**What the task asks:**
Each entry below is to be duplicated verbatim.
[Start of Information provided]
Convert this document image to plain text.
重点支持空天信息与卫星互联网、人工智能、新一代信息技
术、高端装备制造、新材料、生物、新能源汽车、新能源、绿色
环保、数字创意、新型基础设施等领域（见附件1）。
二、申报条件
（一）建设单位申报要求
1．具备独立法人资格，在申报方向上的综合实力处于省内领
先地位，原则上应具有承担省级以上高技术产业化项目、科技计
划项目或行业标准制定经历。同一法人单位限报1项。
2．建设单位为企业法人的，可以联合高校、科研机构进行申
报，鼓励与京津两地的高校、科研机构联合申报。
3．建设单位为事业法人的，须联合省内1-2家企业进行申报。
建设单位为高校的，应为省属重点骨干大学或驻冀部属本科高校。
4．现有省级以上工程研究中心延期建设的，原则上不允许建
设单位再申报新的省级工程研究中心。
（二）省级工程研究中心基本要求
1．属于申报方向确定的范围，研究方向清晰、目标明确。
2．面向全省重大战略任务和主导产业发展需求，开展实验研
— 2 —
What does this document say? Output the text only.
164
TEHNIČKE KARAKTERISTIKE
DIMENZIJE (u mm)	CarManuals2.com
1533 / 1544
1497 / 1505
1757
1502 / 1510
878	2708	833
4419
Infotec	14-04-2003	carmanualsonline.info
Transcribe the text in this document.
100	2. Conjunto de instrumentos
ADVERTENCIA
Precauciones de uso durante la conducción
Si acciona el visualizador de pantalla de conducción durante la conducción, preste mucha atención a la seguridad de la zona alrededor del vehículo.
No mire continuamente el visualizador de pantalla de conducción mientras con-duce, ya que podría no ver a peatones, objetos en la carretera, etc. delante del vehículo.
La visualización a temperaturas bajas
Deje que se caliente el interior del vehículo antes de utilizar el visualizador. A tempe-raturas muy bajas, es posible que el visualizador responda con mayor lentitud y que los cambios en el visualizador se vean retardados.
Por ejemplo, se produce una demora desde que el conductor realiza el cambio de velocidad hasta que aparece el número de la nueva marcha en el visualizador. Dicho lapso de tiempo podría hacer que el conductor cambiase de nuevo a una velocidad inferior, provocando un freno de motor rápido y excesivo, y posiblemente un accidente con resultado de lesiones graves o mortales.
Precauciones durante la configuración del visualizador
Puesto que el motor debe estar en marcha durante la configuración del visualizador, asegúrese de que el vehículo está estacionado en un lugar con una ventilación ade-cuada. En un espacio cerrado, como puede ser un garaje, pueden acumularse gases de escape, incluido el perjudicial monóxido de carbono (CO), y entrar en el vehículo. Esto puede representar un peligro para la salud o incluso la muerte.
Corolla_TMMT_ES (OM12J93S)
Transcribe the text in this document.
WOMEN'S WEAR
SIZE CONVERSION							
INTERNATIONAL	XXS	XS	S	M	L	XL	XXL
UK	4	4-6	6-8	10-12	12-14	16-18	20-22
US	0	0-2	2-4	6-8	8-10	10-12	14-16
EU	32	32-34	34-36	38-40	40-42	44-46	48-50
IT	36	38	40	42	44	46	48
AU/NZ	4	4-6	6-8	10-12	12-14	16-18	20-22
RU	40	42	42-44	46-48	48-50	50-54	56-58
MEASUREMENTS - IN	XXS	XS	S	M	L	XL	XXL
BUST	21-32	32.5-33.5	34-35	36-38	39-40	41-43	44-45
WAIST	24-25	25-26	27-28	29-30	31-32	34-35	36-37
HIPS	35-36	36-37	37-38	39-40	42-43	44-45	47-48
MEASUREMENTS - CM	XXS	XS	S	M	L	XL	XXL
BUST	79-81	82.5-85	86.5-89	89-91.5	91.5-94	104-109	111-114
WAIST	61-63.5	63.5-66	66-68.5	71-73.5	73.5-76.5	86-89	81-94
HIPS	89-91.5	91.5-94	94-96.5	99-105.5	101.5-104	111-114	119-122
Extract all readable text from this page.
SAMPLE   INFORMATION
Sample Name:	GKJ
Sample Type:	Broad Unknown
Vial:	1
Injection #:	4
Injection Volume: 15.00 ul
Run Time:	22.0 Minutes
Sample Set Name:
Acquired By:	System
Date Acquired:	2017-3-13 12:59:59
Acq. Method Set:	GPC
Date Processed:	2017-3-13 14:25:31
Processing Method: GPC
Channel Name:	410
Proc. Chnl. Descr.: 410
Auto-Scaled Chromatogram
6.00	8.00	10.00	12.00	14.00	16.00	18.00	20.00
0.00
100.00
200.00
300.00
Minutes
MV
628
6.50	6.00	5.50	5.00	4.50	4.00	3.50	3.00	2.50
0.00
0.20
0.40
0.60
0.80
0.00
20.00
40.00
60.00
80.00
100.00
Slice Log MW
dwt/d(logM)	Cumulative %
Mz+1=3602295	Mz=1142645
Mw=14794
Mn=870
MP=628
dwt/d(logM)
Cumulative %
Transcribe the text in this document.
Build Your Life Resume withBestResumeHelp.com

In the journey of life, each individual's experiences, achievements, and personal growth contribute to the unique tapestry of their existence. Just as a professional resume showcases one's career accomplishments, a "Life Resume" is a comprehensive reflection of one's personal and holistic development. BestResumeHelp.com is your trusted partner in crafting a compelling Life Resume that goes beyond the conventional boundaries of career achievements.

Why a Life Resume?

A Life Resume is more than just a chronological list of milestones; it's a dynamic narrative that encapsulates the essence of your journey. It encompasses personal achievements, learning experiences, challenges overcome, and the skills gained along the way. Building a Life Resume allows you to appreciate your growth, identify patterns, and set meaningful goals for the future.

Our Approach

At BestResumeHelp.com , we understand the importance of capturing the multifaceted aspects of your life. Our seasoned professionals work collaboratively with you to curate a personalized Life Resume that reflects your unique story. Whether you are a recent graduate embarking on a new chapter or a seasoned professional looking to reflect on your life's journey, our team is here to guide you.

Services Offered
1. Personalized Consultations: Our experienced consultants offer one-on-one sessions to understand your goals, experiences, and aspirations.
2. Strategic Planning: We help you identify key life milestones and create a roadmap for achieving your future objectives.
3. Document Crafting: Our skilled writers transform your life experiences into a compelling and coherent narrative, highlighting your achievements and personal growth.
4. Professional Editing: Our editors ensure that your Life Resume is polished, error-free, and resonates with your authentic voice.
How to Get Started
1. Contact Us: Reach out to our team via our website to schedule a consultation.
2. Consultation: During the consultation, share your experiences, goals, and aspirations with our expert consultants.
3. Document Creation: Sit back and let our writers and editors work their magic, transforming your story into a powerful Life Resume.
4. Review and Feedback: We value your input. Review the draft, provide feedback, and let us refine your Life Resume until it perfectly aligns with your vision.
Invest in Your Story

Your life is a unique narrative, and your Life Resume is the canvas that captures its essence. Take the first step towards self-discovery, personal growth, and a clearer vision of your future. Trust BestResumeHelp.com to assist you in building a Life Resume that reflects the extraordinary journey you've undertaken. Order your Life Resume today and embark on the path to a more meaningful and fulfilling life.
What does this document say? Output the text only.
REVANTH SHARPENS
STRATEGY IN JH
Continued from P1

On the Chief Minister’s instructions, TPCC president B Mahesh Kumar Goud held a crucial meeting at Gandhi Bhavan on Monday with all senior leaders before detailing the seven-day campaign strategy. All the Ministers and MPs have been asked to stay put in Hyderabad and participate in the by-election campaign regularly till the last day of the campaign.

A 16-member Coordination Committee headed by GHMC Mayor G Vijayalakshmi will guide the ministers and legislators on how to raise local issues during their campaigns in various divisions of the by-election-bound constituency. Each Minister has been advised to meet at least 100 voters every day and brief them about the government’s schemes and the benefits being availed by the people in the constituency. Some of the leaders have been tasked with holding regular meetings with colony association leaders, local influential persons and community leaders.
[End of Information provided]
**Task answer:**
Convert this document image to plain text.
重点支持空天信息与卫星互联网、人工智能、新一代信息技
术、高端装备制造、新材料、生物、新能源汽车、新能源、绿色
环保、数字创意、新型基础设施等领域（见附件1）。
二、申报条件
（一）建设单位申报要求
1．具备独立法人资格，在申报方向上的综合实力处于省内领
先地位，原则上应具有承担省级以上高技术产业化项目、科技计
划项目或行业标准制定经历。同一法人单位限报1项。
2．建设单位为企业法人的，可以联合高校、科研机构进行申
报，鼓励与京津两地的高校、科研机构联合申报。
3．建设单位为事业法人的，须联合省内1-2家企业进行申报。
建设单位为高校的，应为省属重点骨干大学或驻冀部属本科高校。
4．现有省级以上工程研究中心延期建设的，原则上不允许建
设单位再申报新的省级工程研究中心。
（二）省级工程研究中心基本要求
1．属于申报方向确定的范围，研究方向清晰、目标明确。
2．面向全省重大战略任务和主导产业发展需求，开展实验研
— 2 —
What does this document say? Output the text only.
164
TEHNIČKE KARAKTERISTIKE
DIMENZIJE (u mm)	CarManuals2.com
1533 / 1544
1497 / 1505
1757
1502 / 1510
878	2708	833
4419
Infotec	14-04-2003	carmanualsonline.info
Transcribe the text in this document.
100	2. Conjunto de instrumentos
ADVERTENCIA
Precauciones de uso durante la conducción
Si acciona el visualizador de pantalla de conducción durante la conducción, preste mucha atención a la seguridad de la zona alrededor del vehículo.
No mire continuamente el visualizador de pantalla de conducción mientras con-duce, ya que podría no ver a peatones, objetos en la carretera, etc. delante del vehículo.
La visualización a temperaturas bajas
Deje que se caliente el interior del vehículo antes de utilizar el visualizador. A tempe-raturas muy bajas, es posible que el visualizador responda con mayor lentitud y que los cambios en el visualizador se vean retardados.
Por ejemplo, se produce una demora desde que el conductor realiza el cambio de velocidad hasta que aparece el número de la nueva marcha en el visualizador. Dicho lapso de tiempo podría hacer que el conductor cambiase de nuevo a una velocidad inferior, provocando un freno de motor rápido y excesivo, y posiblemente un accidente con resultado de lesiones graves o mortales.
Precauciones durante la configuración del visualizador
Puesto que el motor debe estar en marcha durante la configuración del visualizador, asegúrese de que el vehículo está estacionado en un lugar con una ventilación ade-cuada. En un espacio cerrado, como puede ser un garaje, pueden acumularse gases de escape, incluido el perjudicial monóxido de carbono (CO), y entrar en el vehículo. Esto puede representar un peligro para la salud o incluso la muerte.
Corolla_TMMT_ES (OM12J93S)
Transcribe the text in this document.
WOMEN'S WEAR
SIZE CONVERSION							
INTERNATIONAL	XXS	XS	S	M	L	XL	XXL
UK	4	4-6	6-8	10-12	12-14	16-18	20-22
US	0	0-2	2-4	6-8	8-10	10-12	14-16
EU	32	32-34	34-36	38-40	40-42	44-46	48-50
IT	36	38	40	42	44	46	48
AU/NZ	4	4-6	6-8	10-12	12-14	16-18	20-22
RU	40	42	42-44	46-48	48-50	50-54	56-58
MEASUREMENTS - IN	XXS	XS	S	M	L	XL	XXL
BUST	21-32	32.5-33.5	34-35	36-38	39-40	41-43	44-45
WAIST	24-25	25-26	27-28	29-30	31-32	34-35	36-37
HIPS	35-36	36-37	37-38	39-40	42-43	44-45	47-48
MEASUREMENTS - CM	XXS	XS	S	M	L	XL	XXL
BUST	79-81	82.5-85	86.5-89	89-91.5	91.5-94	104-109	111-114
WAIST	61-63.5	63.5-66	66-68.5	71-73.5	73.5-76.5	86-89	81-94
HIPS	89-91.5	91.5-94	94-96.5	99-105.5	101.5-104	111-114	119-122
Extract all readable text from this page.
SAMPLE   INFORMATION
Sample Name:	GKJ
Sample Type:	Broad Unknown
Vial:	1
Injection #:	4
Injection Volume: 15.00 ul
Run Time:	22.0 Minutes
Sample Set Name:
Acquired By:	System
Date Acquired:	2017-3-13 12:59:59
Acq. Method Set:	GPC
Date Processed:	2017-3-13 14:25:31
Processing Method: GPC
Channel Name:	410
Proc. Chnl. Descr.: 410
Auto-Scaled Chromatogram
6.00	8.00	10.00	12.00	14.00	16.00	18.00	20.00
0.00
100.00
200.00
300.00
Minutes
MV
628
6.50	6.00	5.50	5.00	4.50	4.00	3.50	3.00	2.50
0.00
0.20
0.40
0.60
0.80
0.00
20.00
40.00
60.00
80.00
100.00
Slice Log MW
dwt/d(logM)	Cumulative %
Mz+1=3602295	Mz=1142645
Mw=14794
Mn=870
MP=628
dwt/d(logM)
Cumulative %
Transcribe the text in this document.
Build Your Life Resume withBestResumeHelp.com

In the journey of life, each individual's experiences, achievements, and personal growth contribute to the unique tapestry of their existence. Just as a professional resume showcases one's career accomplishments, a "Life Resume" is a comprehensive reflection of one's personal and holistic development. BestResumeHelp.com is your trusted partner in crafting a compelling Life Resume that goes beyond the conventional boundaries of career achievements.

Why a Life Resume?

A Life Resume is more than just a chronological list of milestones; it's a dynamic narrative that encapsulates the essence of your journey. It encompasses personal achievements, learning experiences, challenges overcome, and the skills gained along the way. Building a Life Resume allows you to appreciate your growth, identify patterns, and set meaningful goals for the future.

Our Approach

At BestResumeHelp.com , we understand the importance of capturing the multifaceted aspects of your life. Our seasoned professionals work collaboratively with you to curate a personalized Life Resume that reflects your unique story. Whether you are a recent graduate embarking on a new chapter or a seasoned professional looking to reflect on your life's journey, our team is here to guide you.

Services Offered
1. Personalized Consultations: Our experienced consultants offer one-on-one sessions to understand your goals, experiences, and aspirations.
2. Strategic Planning: We help you identify key life milestones and create a roadmap for achieving your future objectives.
3. Document Crafting: Our skilled writers transform your life experiences into a compelling and coherent narrative, highlighting your achievements and personal growth.
4. Professional Editing: Our editors ensure that your Life Resume is polished, error-free, and resonates with your authentic voice.
How to Get Started
1. Contact Us: Reach out to our team via our website to schedule a consultation.
2. Consultation: During the consultation, share your experiences, goals, and aspirations with our expert consultants.
3. Document Creation: Sit back and let our writers and editors work their magic, transforming your story into a powerful Life Resume.
4. Review and Feedback: We value your input. Review the draft, provide feedback, and let us refine your Life Resume until it perfectly aligns with your vision.
Invest in Your Story

Your life is a unique narrative, and your Life Resume is the canvas that captures its essence. Take the first step towards self-discovery, personal growth, and a clearer vision of your future. Trust BestResumeHelp.com to assist you in building a Life Resume that reflects the extraordinary journey you've undertaken. Order your Life Resume today and embark on the path to a more meaningful and fulfilling life.
What does this document say? Output the text only.
REVANTH SHARPENS
STRATEGY IN JH
Continued from P1

On the Chief Minister’s instructions, TPCC president B Mahesh Kumar Goud held a crucial meeting at Gandhi Bhavan on Monday with all senior leaders before detailing the seven-day campaign strategy. All the Ministers and MPs have been asked to stay put in Hyderabad and participate in the by-election campaign regularly till the last day of the campaign.

A 16-member Coordination Committee headed by GHMC Mayor G Vijayalakshmi will guide the ministers and legislators on how to raise local issues during their campaigns in various divisions of the by-election-bound constituency. Each Minister has been advised to meet at least 100 voters every day and brief them about the government’s schemes and the benefits being availed by the people in the constituency. Some of the leaders have been tasked with holding regular meetings with colony association leaders, local influential persons and community leaders.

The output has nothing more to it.